- [What to produce]:
Take the material below and retype it in full; pictures are left out.

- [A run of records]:
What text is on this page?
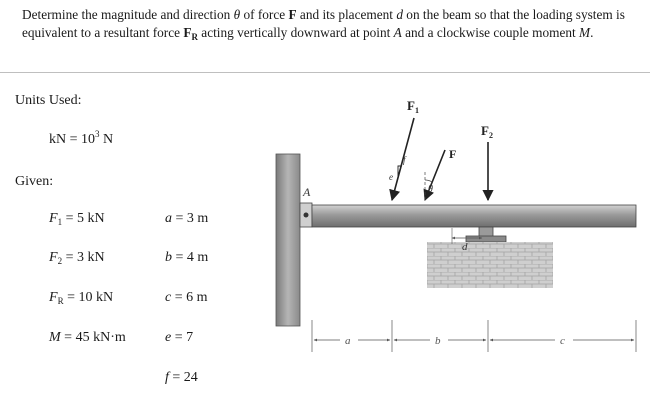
Determine the magnitude and direction θ of force F and its placement d on the beam so that the loading system is equivalent to a resultant force $F_R$ acting vertically downward at point A and a clockwise couple moment M.
Units Used:
kN = $10^3$ N
Given:
$F_1 = 5$ kN
$F_2 = 3$ kN
$F_R = 10$ kN
M = 45 kN·m
a = 3 m
b = 4 m
c = 6 m
e = 7
f = 24
A
$F_1$
$F_2$
F
f
e
θ
d
a	b	c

- [Full answer]:
What text is on this page?
Determine the magnitude and direction θ of force F and its placement d on the beam so that the loading system is equivalent to a resultant force $F_R$ acting vertically downward at point A and a clockwise couple moment M.
Units Used:
kN = $10^3$ N
Given:
$F_1 = 5$ kN
$F_2 = 3$ kN
$F_R = 10$ kN
M = 45 kN·m
a = 3 m
b = 4 m
c = 6 m
e = 7
f = 24
A
$F_1$
$F_2$
F
f
e
θ
d
a	b	c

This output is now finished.